> _WHAT IS EXPECTED_:
Search the listing below for "screenshot". Copy each matching line.

> _EXERCISE DATA_:
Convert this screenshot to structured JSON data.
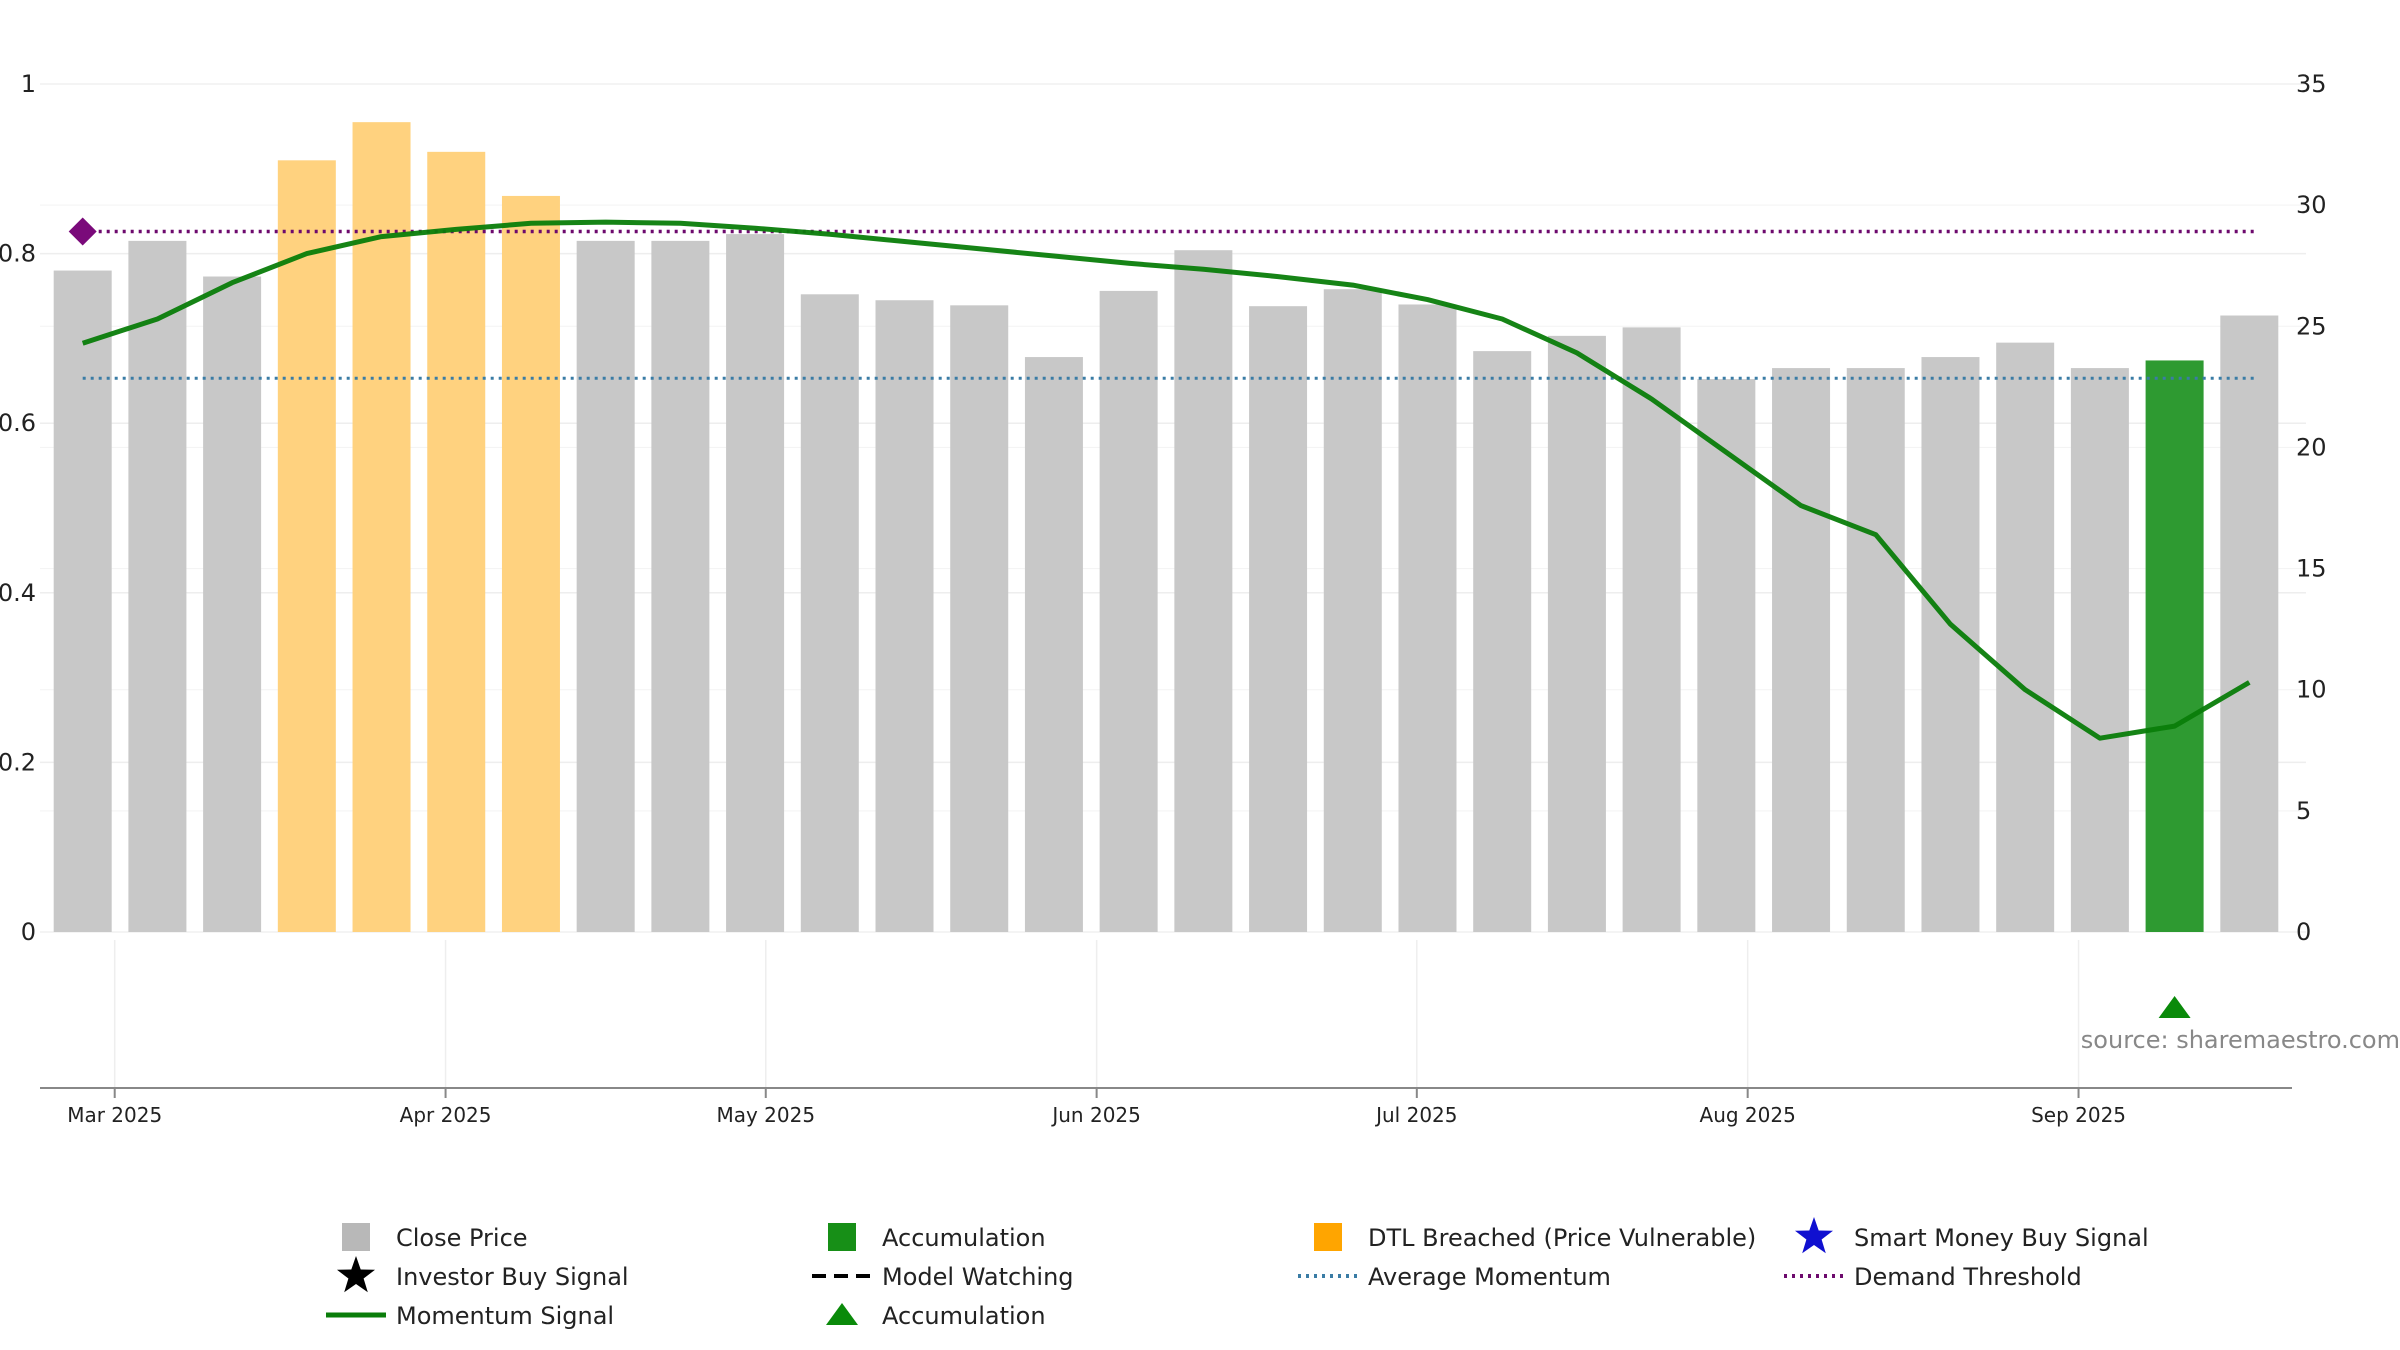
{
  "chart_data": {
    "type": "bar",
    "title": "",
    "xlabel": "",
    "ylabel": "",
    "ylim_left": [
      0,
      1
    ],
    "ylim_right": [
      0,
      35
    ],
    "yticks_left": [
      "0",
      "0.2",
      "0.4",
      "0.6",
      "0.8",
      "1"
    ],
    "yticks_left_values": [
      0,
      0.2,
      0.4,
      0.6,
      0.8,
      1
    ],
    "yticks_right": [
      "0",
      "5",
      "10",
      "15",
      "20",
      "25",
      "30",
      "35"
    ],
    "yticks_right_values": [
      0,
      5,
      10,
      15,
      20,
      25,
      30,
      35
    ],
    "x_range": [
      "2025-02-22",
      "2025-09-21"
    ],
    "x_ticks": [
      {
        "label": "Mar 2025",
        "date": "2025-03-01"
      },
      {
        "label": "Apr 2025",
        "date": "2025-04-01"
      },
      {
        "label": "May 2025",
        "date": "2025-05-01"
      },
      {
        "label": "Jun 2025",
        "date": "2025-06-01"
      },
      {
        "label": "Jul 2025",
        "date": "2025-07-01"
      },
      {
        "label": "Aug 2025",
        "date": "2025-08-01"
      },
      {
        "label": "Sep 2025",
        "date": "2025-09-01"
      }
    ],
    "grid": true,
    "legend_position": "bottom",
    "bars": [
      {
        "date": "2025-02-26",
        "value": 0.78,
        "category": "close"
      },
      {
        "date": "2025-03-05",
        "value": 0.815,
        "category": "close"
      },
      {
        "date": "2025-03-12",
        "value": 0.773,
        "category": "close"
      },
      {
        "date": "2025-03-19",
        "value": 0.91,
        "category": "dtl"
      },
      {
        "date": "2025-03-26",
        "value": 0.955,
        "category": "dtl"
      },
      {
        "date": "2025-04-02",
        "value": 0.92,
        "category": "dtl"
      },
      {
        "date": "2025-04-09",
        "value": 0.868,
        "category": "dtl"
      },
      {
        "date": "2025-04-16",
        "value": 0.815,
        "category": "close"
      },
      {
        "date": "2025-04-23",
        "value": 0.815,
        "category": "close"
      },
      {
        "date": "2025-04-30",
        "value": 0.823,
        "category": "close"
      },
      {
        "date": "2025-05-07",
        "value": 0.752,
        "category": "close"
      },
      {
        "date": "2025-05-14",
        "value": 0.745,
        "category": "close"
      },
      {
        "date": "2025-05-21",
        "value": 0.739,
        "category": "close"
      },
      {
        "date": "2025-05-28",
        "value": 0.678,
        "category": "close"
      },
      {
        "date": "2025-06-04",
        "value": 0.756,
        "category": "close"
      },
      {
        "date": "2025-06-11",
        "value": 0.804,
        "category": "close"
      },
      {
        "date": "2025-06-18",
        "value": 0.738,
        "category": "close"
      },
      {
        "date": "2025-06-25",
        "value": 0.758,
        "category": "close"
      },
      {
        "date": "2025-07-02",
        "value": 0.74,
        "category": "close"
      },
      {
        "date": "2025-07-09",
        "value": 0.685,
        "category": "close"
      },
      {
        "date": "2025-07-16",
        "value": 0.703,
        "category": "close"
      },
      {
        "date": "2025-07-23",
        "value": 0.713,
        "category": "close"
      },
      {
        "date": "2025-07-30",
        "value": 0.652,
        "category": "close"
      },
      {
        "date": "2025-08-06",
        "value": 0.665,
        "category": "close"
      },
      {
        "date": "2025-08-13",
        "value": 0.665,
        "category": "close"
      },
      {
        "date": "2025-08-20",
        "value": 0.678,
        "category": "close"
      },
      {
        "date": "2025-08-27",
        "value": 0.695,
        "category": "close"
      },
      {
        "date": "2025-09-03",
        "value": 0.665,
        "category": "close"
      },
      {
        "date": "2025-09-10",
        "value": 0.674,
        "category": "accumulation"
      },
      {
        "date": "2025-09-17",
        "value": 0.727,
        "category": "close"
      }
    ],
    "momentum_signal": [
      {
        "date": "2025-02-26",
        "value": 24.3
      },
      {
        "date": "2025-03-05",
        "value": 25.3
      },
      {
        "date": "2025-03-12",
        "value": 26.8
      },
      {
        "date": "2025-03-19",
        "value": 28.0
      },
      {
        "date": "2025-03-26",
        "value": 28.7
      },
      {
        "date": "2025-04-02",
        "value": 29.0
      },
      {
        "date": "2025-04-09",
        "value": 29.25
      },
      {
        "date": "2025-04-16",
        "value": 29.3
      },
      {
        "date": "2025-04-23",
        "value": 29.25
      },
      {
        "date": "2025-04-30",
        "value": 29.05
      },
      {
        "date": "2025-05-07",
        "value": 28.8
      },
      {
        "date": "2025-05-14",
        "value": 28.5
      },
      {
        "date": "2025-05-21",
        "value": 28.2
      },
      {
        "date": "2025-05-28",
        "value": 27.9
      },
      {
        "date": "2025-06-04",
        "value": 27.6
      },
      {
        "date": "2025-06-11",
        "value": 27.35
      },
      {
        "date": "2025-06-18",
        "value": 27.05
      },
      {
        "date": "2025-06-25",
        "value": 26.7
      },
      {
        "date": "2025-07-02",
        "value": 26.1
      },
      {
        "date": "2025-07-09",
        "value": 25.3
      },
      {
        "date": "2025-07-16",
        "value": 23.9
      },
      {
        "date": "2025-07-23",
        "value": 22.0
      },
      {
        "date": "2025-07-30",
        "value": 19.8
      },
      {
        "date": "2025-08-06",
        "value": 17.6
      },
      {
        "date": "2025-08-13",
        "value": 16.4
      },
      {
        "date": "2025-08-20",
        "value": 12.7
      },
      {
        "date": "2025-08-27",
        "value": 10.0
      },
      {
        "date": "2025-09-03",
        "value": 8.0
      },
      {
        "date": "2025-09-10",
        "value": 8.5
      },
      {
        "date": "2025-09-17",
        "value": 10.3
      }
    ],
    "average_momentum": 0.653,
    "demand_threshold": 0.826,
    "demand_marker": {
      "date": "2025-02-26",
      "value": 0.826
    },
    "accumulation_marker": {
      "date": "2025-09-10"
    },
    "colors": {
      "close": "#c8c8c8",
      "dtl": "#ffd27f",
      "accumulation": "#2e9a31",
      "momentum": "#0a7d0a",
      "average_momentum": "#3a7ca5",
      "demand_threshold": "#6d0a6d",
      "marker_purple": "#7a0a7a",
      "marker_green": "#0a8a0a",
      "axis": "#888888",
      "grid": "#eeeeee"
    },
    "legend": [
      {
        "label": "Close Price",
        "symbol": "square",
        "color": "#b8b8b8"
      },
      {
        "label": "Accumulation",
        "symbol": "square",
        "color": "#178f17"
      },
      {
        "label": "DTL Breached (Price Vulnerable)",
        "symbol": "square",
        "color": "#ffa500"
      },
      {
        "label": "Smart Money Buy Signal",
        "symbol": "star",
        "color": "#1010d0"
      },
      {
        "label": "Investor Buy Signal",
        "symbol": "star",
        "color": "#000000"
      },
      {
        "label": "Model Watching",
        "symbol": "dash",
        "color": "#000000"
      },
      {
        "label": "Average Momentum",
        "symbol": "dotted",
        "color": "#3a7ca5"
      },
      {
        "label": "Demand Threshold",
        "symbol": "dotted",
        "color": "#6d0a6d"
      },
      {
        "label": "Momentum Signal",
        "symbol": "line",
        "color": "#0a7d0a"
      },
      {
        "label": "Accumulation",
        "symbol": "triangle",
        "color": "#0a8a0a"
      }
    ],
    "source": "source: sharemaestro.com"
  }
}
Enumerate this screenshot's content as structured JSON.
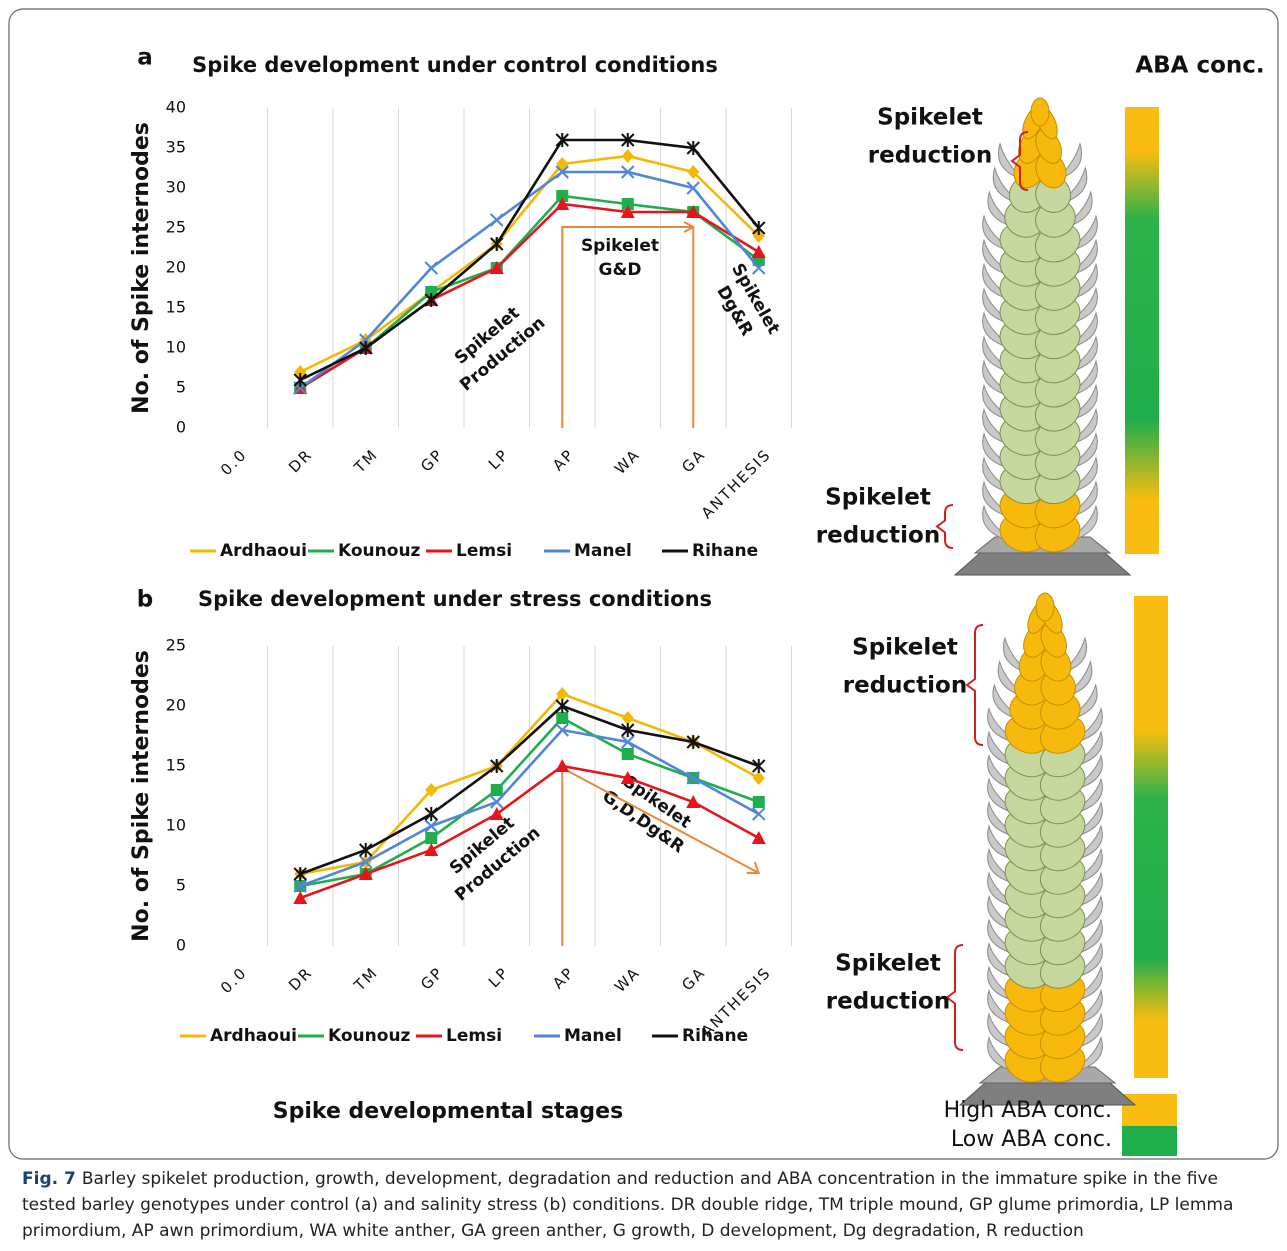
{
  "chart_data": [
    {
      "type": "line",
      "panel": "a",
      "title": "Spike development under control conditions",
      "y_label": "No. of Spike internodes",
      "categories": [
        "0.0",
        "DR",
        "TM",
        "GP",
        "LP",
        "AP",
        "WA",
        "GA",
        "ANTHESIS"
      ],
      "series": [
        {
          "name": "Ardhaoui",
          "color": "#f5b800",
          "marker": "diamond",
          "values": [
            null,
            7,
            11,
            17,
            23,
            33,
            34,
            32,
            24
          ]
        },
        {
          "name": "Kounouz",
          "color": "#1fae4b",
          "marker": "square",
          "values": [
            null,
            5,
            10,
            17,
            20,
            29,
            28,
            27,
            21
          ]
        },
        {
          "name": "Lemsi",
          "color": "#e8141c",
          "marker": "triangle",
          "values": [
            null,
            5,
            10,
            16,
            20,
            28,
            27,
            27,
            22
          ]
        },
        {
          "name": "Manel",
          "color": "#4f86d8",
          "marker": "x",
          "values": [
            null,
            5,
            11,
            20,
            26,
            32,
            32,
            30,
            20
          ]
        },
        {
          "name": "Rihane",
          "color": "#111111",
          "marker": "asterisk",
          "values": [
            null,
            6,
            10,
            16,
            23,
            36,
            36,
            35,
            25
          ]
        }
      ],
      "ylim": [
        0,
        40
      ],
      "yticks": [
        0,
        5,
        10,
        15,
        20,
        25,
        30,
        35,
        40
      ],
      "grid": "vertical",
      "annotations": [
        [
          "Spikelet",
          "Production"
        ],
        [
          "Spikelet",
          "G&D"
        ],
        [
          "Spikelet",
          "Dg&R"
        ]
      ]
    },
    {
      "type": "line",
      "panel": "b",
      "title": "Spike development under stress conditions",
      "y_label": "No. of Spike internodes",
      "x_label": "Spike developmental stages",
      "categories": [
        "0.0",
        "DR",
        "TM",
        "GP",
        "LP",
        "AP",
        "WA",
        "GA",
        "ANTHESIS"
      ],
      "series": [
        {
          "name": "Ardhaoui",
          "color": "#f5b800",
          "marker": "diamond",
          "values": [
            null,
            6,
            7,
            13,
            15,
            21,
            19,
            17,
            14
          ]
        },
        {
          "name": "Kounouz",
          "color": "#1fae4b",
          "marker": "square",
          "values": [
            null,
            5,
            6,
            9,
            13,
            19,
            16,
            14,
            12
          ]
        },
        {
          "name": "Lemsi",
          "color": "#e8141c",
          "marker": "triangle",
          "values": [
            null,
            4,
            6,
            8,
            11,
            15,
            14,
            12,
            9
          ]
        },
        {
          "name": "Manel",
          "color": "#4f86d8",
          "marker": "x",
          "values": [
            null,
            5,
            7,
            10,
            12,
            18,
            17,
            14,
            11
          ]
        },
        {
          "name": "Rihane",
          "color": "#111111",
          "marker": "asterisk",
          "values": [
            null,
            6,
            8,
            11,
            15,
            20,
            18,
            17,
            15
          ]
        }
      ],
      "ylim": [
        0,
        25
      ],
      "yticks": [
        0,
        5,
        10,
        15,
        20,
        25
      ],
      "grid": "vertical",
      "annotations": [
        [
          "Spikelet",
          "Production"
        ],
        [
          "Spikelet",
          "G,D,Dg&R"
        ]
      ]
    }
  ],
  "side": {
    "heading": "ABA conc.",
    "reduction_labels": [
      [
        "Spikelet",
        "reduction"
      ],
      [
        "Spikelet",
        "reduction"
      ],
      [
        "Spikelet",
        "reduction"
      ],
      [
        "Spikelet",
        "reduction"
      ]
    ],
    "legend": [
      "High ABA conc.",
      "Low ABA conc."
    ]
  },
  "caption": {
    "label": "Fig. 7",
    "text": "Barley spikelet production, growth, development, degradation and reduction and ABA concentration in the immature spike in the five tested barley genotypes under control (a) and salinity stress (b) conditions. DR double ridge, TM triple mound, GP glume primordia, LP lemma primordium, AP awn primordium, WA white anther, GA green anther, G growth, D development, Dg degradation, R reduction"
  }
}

> _OUTPUT BELOW_:
Convert this screenshot to structured JSON data.
Enumerate this screenshot's content as structured JSON.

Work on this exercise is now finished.